Goal
Reproduce the items verbatim, from their start through the line containing "paragraph: The Gun".

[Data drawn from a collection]
──────────
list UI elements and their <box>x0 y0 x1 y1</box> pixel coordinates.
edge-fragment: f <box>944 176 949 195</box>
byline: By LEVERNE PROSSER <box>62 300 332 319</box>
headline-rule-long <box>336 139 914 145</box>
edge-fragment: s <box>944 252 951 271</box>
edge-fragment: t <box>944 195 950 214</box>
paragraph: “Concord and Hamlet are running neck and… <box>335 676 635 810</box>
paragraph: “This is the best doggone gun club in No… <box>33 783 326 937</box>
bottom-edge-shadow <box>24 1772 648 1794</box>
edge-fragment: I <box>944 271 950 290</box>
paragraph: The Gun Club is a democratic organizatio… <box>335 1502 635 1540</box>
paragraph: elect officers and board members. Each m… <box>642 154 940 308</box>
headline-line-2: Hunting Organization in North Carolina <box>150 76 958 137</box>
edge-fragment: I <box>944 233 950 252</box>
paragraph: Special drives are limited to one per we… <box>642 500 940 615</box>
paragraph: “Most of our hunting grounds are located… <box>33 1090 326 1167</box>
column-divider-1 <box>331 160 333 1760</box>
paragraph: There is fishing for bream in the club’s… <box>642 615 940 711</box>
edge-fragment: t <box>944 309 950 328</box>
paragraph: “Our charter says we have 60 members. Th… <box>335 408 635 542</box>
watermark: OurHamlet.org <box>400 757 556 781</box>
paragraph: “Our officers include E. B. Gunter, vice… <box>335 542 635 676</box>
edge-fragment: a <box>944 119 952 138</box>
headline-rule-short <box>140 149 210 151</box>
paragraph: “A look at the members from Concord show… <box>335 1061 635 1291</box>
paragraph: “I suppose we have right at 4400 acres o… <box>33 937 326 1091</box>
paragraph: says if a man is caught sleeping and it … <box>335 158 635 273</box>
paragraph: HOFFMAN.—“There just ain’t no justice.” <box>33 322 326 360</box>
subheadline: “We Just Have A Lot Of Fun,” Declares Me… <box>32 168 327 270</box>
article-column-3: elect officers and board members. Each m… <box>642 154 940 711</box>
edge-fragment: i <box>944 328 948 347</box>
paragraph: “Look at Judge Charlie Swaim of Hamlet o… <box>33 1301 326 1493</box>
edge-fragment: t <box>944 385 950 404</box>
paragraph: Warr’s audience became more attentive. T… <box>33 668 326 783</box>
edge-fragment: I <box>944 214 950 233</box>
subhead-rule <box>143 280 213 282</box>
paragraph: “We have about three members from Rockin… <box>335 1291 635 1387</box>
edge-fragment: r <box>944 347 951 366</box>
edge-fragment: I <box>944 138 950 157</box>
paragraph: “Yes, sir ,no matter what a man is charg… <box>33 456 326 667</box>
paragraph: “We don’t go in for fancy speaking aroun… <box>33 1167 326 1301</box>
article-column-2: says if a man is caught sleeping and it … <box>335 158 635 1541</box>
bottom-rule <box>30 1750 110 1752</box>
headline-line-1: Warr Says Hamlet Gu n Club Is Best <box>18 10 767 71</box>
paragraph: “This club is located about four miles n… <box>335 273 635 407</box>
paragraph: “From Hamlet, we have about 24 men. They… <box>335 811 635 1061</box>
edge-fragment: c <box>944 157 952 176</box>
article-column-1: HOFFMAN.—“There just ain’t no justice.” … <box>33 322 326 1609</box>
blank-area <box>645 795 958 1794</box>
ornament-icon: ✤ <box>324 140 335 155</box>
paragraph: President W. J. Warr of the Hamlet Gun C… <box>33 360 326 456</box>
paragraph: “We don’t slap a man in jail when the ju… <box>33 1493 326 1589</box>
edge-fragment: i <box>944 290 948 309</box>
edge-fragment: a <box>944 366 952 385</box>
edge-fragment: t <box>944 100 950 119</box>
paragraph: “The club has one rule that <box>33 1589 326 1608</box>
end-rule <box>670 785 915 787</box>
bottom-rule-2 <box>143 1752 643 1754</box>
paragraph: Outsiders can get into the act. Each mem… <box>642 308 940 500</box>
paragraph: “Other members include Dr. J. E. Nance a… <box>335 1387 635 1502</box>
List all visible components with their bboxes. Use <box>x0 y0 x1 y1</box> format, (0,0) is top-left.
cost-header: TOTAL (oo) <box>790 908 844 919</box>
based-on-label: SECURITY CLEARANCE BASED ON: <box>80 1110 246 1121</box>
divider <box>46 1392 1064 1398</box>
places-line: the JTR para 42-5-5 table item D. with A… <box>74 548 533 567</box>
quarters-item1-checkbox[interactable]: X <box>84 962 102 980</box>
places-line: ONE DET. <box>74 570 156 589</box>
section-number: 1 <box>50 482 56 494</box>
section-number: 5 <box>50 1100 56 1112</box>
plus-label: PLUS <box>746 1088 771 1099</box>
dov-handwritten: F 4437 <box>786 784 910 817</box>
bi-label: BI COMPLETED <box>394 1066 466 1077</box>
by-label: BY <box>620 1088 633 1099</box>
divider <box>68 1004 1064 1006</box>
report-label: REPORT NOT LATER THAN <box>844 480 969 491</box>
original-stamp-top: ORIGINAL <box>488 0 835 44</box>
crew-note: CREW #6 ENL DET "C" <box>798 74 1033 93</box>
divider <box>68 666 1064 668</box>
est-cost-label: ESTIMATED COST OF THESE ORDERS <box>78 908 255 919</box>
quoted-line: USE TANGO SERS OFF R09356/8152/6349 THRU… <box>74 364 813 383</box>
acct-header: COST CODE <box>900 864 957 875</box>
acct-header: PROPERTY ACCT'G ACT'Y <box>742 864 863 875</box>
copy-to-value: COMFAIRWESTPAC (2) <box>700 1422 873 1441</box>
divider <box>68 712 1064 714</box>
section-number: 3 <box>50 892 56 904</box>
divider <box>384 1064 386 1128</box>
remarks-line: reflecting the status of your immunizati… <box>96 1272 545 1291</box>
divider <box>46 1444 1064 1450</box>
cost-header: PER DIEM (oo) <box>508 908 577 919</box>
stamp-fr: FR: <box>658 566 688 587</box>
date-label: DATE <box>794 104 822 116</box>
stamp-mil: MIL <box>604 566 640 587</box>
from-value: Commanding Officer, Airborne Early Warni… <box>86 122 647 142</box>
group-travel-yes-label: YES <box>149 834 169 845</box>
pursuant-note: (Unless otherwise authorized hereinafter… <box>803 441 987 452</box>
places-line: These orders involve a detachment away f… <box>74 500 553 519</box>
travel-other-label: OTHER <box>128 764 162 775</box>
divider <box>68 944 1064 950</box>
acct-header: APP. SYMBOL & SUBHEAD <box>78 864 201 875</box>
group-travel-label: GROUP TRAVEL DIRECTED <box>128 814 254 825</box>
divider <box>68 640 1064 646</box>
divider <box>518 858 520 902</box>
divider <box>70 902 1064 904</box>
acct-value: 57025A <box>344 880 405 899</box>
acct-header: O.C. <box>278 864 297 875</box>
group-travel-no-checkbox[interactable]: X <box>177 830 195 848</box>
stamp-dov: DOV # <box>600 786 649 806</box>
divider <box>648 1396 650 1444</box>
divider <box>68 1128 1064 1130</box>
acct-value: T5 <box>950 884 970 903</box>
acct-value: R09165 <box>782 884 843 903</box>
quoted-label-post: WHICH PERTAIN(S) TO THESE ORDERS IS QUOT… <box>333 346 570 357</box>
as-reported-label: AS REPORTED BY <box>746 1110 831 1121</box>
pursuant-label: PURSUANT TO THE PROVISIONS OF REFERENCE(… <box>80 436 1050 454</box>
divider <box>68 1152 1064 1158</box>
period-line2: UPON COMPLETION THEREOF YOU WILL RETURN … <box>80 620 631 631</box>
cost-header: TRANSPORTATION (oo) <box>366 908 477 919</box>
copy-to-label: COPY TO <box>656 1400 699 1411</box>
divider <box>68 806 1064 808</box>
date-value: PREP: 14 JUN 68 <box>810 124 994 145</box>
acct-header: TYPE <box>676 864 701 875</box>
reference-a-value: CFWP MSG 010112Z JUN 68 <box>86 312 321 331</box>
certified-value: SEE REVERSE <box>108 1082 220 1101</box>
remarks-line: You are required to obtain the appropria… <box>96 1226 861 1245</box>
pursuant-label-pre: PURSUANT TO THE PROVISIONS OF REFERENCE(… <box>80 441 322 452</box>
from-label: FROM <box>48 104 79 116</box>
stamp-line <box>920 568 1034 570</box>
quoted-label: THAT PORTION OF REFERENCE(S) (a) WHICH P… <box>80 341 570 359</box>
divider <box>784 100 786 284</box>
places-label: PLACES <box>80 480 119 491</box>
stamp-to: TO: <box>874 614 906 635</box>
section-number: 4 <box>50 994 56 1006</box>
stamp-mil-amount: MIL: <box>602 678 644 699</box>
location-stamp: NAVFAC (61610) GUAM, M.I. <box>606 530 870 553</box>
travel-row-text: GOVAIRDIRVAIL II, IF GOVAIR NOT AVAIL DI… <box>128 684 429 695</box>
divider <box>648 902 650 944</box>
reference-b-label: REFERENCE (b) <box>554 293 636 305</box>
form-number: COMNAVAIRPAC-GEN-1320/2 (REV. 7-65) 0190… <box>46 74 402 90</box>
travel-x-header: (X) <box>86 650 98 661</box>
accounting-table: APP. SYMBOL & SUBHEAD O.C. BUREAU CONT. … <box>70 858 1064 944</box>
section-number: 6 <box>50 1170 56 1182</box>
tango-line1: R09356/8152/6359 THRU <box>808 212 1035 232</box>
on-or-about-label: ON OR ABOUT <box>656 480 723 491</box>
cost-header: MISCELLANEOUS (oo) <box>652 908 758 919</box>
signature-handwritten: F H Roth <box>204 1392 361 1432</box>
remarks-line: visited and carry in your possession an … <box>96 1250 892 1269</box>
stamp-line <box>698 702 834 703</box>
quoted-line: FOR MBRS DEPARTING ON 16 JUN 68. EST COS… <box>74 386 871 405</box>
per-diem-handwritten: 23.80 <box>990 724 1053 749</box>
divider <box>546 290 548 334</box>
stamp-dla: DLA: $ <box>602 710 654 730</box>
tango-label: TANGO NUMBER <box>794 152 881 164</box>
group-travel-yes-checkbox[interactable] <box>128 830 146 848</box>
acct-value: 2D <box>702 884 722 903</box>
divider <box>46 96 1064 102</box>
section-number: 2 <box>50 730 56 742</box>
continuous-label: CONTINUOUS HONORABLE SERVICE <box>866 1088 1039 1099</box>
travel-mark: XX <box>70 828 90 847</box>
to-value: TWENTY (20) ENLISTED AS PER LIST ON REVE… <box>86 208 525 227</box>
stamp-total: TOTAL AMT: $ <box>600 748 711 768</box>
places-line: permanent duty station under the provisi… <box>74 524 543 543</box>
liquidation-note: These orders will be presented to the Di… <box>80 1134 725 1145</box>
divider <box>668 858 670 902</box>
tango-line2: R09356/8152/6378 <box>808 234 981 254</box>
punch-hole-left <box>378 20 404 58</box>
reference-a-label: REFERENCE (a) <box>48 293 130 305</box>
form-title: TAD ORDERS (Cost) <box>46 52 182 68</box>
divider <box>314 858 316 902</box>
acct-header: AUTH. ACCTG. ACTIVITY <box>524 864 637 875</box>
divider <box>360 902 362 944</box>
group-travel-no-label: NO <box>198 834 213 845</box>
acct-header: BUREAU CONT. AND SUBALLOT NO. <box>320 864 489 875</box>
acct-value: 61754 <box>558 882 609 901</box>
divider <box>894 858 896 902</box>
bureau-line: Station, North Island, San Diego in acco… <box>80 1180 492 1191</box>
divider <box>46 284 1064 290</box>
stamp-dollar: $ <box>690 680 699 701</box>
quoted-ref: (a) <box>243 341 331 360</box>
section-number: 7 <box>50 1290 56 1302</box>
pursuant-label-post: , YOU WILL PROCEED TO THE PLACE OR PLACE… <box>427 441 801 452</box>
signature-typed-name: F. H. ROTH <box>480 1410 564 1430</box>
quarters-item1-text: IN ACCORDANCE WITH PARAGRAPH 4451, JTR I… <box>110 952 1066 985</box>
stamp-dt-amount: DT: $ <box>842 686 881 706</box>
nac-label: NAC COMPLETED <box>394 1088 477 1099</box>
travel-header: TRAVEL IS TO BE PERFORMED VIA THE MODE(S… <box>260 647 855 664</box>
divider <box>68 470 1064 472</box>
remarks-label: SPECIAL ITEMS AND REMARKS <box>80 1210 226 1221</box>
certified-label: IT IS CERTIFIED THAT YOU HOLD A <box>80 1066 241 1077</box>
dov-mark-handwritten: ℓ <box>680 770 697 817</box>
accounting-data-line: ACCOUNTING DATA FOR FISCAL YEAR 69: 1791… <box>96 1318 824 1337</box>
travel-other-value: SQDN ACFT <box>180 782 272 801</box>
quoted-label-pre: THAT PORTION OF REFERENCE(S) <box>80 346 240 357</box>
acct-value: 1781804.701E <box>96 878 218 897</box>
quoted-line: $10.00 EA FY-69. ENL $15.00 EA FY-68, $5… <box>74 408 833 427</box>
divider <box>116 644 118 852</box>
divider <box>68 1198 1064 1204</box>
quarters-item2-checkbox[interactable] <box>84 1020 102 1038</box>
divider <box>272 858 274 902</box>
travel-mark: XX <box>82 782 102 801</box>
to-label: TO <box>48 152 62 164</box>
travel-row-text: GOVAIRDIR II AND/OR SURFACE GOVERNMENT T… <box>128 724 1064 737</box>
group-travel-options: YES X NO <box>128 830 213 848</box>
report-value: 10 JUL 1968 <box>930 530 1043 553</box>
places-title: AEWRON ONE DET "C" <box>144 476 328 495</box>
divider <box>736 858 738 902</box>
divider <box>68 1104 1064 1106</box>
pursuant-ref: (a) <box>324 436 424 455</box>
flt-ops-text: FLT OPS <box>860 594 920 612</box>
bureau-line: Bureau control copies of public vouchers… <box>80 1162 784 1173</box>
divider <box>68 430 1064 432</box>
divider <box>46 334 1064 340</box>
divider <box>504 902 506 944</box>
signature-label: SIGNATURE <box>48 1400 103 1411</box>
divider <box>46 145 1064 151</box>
──────────
The reply
list UI elements and their <box>x0 y0 x1 y1</box> pixel coordinates.
edge-fragment: f <box>944 176 949 195</box>
byline: By LEVERNE PROSSER <box>62 300 332 319</box>
headline-rule-long <box>336 139 914 145</box>
edge-fragment: s <box>944 252 951 271</box>
edge-fragment: t <box>944 195 950 214</box>
paragraph: “Concord and Hamlet are running neck and… <box>335 676 635 810</box>
paragraph: “This is the best doggone gun club in No… <box>33 783 326 937</box>
bottom-edge-shadow <box>24 1772 648 1794</box>
edge-fragment: I <box>944 271 950 290</box>
paragraph: The Gun Club is a democratic organizatio… <box>335 1502 635 1540</box>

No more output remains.